*** Entries provided Section Begins ***

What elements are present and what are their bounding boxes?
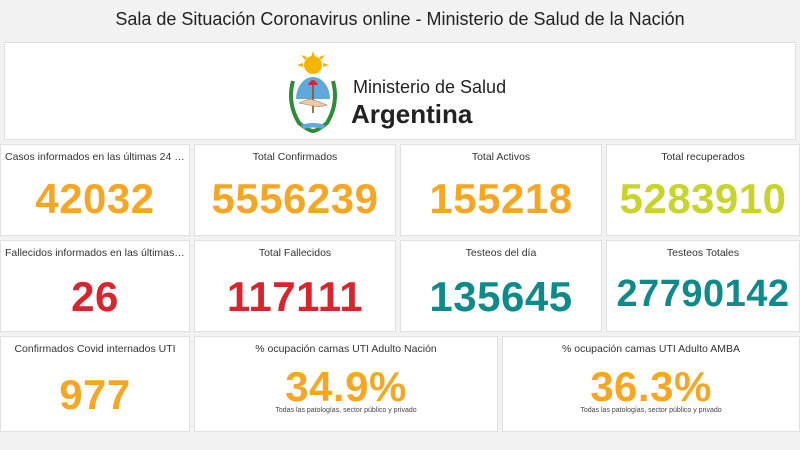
card-label: Confirmados Covid internados UTI [14,343,176,355]
ministry-banner: Ministerio de Salud Argentina [4,42,796,140]
card-value: 117111 [226,273,364,320]
card-label: % ocupación camas UTI Adulto AMBA [561,343,740,355]
card-value: 977 [59,371,131,418]
card-label: % ocupación camas UTI Adulto Nación [255,343,437,355]
card-total-confirmed: Total Confirmados 5556239 [194,144,396,236]
card-total-deaths: Total Fallecidos 117111 [194,240,396,332]
card-note: Todas las patologías, sector público y p… [580,407,722,414]
card-icu-occupancy-nation: % ocupación camas UTI Adulto Nación 34.9… [194,336,498,432]
card-value: 42032 [35,175,155,222]
card-value: 135645 [429,273,573,320]
coat-of-arms-icon [289,51,337,133]
card-label: Fallecidos informados en las últimas 24 … [5,247,189,259]
card-label: Total recuperados [661,151,745,163]
card-value: 155218 [429,175,573,222]
ministry-logo: Ministerio de Salud Argentina [285,51,525,135]
card-label: Testeos del día [465,247,537,259]
card-deaths-24h: Fallecidos informados en las últimas 24 … [0,240,190,332]
card-total-active: Total Activos 155218 [400,144,602,236]
card-cases-24h: Casos informados en las últimas 24 Hs 42… [0,144,190,236]
card-total-recovered: Total recuperados 5283910 [606,144,800,236]
card-label: Total Fallecidos [258,247,332,259]
card-icu-occupancy-amba: % ocupación camas UTI Adulto AMBA 36.3% … [502,336,800,432]
card-note: Todas las patologías, sector público y p… [275,407,417,414]
country-name: Argentina [351,99,473,129]
card-value: 36.3% [590,363,712,410]
card-value: 5283910 [619,175,787,222]
ministry-name: Ministerio de Salud [353,77,507,97]
card-value: 5556239 [211,175,379,222]
card-value: 34.9% [285,363,407,410]
card-value: 27790142 [616,273,790,315]
card-tests-today: Testeos del día 135645 [400,240,602,332]
card-value: 26 [71,273,119,320]
card-label: Testeos Totales [666,247,740,259]
card-label: Casos informados en las últimas 24 Hs [5,151,188,163]
card-label: Total Activos [471,151,531,163]
card-label: Total Confirmados [252,151,338,163]
page-title: Sala de Situación Coronavirus online - M… [115,9,685,29]
card-icu-hospitalized: Confirmados Covid internados UTI 977 [0,336,190,432]
card-total-tests: Testeos Totales 27790142 [606,240,800,332]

*** Entries provided Section Ends ***

Your instructions: What lines above hold the word "ocupación"? List them all.

Output of the task:
card-label: % ocupación camas UTI Adulto AMBA [561,343,740,355]
card-label: % ocupación camas UTI Adulto Nación [255,343,437,355]
card-icu-occupancy-nation: % ocupación camas UTI Adulto Nación 34.9… [194,336,498,432]
card-icu-occupancy-amba: % ocupación camas UTI Adulto AMBA 36.3% … [502,336,800,432]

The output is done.